| Exercise instructions |
A: List every storage location for call recordings mentioned in the NaturalRecorder passage.
B: Write the next paragraph of the NaturalRecorder passage, picking up after its final sentence.

| Document excerpt |
□ □ □

NaturalRecorder brings effortless
call recording to everyone, allowing to bring back any
important information that happened during phone calls.
[...] Never forget important information relayed by
phone again. [...] Think of NaturalRecorder as an
extension of your own (brain) memory: instead of
remembering (hardly) the last 3 minutes of conversation,
you'll always have a ready-to-use recording of as many
minutes as you want (depending of your mobile phone
memory - about 60 kilobytes per minute).

The obvious next step with this will be the ability to
offload the recordings, initially to removable memory cards,
then (as high-bandwidth mobile networks roll out) to remote
storage on one's personal computer.


The need to hang onto copies of what sees or hears is one
manifestation of an information saturated, "attention
deficit" culture. We are hammered by so many sources of
stimulation, many specifically designed to attract our
attention, that relying solely on fallible human memory can
be risky. This situation is, sadly, more likely to get worse
than to get better -- efforts to reduce the amount of
attention-grabbing stimulation in general often has the
perverse result of heightening the effect of individual
sources of stimulation. We're more apt to see further
development of coping tools, such as devices to
automatically record what we say, hear and see for later
review.

□ □ □

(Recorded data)
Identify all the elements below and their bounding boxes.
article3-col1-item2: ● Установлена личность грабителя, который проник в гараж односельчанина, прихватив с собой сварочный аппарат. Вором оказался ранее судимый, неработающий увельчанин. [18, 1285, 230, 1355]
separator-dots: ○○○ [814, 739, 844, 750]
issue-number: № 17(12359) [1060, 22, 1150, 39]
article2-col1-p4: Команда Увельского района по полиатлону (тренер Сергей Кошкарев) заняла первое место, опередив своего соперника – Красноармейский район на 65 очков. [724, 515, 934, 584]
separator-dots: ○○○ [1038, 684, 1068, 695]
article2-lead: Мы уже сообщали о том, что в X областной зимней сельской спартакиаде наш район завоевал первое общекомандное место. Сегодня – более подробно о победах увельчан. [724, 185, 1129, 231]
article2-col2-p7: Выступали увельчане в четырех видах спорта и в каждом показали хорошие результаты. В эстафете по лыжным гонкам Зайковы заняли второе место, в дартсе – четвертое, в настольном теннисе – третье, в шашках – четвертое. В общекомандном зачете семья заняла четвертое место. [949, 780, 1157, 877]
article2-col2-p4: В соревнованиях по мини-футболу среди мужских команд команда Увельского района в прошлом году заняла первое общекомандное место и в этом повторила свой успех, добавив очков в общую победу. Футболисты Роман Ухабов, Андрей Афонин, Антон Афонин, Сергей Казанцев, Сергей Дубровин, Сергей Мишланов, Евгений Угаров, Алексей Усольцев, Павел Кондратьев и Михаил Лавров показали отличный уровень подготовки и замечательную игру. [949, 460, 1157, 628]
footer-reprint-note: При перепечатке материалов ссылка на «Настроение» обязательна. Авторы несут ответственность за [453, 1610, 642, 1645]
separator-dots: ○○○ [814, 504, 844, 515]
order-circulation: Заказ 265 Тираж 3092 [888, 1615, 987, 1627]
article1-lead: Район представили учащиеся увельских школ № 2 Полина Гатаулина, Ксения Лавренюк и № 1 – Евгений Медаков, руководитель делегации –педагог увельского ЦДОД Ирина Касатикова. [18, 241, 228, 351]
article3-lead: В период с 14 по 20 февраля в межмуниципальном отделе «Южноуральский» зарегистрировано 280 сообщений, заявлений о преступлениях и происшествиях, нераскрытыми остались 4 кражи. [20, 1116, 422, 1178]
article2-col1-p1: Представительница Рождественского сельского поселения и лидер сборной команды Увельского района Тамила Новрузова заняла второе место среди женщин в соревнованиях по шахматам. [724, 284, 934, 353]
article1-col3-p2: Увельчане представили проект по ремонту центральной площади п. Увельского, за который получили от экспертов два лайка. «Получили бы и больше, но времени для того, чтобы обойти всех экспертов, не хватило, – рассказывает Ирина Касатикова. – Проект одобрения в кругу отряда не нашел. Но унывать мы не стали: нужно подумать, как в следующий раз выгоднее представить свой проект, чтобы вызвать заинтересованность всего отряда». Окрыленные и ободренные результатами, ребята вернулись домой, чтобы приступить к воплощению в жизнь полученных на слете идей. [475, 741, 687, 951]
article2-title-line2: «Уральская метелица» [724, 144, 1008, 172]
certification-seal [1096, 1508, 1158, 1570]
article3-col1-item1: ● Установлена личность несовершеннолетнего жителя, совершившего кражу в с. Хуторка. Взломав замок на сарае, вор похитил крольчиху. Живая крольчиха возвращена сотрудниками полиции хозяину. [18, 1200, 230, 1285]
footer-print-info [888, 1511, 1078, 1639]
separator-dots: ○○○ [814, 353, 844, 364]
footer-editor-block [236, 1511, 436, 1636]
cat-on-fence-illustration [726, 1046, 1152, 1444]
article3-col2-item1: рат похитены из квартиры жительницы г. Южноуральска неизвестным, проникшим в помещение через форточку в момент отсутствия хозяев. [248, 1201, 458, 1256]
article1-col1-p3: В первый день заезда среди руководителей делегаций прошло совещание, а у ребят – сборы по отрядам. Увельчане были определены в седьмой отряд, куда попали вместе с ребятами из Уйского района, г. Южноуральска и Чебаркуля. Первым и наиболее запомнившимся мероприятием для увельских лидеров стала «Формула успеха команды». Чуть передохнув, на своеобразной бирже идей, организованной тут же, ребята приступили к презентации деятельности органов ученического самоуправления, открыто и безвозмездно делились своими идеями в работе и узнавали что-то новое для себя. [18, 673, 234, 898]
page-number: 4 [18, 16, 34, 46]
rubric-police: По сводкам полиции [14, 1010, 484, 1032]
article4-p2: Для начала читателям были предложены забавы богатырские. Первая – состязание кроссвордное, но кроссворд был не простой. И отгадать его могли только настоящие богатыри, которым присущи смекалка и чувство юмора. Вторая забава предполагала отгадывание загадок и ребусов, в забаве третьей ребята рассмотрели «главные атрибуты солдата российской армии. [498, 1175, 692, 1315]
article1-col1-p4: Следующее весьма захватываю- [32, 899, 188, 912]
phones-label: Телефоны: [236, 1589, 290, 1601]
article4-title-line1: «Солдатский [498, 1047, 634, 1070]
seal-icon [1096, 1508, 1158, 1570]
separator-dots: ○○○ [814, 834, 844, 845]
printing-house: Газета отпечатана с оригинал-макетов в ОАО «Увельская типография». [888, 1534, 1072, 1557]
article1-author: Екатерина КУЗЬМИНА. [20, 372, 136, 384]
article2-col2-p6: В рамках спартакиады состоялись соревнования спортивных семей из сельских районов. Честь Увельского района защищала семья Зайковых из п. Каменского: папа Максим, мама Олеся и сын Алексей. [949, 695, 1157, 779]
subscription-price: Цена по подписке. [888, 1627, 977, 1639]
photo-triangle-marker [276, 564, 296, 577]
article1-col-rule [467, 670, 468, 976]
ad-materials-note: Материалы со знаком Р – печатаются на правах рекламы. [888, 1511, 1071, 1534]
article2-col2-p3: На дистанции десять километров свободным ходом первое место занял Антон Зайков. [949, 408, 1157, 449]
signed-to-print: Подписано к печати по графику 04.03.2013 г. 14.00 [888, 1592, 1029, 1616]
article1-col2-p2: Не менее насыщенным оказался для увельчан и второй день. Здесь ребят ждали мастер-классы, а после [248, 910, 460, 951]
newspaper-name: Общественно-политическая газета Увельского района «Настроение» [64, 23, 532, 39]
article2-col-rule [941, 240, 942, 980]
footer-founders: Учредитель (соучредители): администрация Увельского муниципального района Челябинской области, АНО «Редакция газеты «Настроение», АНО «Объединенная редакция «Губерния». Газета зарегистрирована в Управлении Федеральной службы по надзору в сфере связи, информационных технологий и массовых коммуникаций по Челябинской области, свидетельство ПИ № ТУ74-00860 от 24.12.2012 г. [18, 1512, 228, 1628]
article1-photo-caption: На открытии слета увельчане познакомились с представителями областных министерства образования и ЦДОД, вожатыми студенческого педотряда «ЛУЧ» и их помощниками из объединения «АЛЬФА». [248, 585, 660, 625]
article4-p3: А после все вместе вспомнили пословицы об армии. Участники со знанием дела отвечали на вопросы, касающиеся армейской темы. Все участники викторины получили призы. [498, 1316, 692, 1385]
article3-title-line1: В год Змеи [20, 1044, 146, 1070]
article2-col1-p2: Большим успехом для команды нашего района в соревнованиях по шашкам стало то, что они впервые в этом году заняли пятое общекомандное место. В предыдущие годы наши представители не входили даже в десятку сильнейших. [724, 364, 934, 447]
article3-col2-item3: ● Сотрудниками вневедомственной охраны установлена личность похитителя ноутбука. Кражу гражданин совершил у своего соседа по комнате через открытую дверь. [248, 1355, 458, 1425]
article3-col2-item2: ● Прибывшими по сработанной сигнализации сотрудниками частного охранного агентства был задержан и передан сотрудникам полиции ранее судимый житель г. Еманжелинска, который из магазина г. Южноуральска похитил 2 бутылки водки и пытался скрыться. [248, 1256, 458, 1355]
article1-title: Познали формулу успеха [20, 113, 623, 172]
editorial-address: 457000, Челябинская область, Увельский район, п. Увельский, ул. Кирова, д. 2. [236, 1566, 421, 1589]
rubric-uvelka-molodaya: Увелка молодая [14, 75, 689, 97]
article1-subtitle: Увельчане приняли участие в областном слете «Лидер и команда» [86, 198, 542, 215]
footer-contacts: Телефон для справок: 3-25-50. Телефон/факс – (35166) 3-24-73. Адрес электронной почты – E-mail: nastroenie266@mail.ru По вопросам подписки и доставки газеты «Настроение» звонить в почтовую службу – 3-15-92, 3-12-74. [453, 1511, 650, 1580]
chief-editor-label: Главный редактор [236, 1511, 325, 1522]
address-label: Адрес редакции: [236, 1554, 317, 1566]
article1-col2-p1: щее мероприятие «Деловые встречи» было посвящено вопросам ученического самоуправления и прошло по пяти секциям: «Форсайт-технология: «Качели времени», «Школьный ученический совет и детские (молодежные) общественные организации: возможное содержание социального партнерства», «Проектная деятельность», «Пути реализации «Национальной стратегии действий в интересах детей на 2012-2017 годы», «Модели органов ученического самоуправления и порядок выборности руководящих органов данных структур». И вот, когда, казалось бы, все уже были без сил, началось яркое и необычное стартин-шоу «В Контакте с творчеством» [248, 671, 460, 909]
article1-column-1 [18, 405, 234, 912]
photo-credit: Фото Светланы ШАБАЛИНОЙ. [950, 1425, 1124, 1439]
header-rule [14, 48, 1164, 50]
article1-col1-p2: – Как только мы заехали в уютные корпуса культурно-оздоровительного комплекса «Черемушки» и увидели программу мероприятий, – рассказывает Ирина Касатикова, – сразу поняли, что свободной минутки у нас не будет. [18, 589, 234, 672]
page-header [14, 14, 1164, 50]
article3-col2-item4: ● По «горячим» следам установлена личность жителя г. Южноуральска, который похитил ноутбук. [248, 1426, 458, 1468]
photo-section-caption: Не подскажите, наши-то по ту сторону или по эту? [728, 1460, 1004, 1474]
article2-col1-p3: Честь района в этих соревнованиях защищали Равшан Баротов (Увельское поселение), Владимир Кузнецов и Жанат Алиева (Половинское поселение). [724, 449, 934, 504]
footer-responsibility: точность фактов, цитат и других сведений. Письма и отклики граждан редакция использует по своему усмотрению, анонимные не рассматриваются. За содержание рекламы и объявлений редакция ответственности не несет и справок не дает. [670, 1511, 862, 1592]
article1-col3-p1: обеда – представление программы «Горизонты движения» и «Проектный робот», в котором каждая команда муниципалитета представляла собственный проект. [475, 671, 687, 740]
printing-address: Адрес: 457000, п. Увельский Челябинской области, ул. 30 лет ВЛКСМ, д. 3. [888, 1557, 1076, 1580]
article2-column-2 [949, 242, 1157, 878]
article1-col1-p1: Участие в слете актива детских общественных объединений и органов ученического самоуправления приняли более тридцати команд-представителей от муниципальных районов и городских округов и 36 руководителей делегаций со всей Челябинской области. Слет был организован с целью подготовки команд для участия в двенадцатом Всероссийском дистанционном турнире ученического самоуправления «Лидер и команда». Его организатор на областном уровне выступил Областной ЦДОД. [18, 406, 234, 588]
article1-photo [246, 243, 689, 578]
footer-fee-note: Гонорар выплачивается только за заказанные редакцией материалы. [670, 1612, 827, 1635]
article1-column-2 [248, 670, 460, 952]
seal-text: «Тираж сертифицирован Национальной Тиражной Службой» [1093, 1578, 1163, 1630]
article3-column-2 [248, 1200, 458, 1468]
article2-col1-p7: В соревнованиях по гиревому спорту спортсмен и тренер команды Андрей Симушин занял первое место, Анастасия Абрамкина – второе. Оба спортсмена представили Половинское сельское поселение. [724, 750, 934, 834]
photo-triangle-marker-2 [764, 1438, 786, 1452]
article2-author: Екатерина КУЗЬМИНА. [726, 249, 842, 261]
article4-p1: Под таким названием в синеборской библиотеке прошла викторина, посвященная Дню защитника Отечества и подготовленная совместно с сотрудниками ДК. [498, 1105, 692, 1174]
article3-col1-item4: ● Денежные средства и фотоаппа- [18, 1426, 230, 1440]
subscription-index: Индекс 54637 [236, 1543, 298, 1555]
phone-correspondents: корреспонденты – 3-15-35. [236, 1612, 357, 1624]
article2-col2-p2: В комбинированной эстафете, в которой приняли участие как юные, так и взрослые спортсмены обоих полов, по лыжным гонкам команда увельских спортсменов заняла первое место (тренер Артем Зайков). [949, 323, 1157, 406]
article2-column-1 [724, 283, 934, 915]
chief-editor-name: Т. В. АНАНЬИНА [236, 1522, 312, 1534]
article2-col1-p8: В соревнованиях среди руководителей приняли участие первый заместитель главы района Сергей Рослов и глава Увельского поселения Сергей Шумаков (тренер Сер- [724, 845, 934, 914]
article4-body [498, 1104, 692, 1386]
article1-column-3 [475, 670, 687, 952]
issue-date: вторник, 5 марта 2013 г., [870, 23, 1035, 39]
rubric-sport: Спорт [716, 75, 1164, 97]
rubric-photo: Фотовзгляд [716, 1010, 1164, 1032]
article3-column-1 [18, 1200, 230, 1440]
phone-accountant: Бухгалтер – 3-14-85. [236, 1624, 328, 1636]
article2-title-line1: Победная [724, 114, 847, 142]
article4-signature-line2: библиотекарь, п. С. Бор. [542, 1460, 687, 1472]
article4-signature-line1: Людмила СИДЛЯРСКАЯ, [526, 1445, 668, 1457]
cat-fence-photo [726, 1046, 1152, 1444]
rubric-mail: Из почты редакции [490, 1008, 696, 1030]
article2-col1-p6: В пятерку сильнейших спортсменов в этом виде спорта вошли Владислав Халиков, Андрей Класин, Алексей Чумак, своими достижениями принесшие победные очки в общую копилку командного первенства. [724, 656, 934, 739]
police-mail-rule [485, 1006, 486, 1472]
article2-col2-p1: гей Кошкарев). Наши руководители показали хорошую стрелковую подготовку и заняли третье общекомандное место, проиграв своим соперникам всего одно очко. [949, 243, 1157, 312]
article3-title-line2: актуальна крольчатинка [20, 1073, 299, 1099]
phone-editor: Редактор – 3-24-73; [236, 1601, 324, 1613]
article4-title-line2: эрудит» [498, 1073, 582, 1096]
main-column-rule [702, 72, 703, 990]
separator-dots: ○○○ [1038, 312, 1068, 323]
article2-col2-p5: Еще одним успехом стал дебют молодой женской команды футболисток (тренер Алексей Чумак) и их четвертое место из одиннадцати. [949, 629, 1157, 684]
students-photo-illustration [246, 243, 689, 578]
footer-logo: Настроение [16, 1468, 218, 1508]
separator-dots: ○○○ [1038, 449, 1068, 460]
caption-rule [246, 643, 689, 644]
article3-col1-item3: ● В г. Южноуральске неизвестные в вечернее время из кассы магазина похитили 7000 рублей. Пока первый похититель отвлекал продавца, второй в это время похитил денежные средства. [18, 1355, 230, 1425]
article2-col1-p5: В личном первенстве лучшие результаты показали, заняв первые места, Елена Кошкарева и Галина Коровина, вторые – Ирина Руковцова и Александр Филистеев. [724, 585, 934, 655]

□ □ □

| Answers by item number |
A:
- Mobile phone memory
- Removable memory cards
- Remote storage on one's personal computer

B:
The Participatory Panopticon won't arise out of a single,
clear choice -- it will come from myriad smaller, rational
decision and technologies, all intended to solve very real
problems. It's important to recognize when we've moved
further along this road of good intentions -- and to think
hard about the ways in which we can make certain our
eventual destination gives us more than it takes away.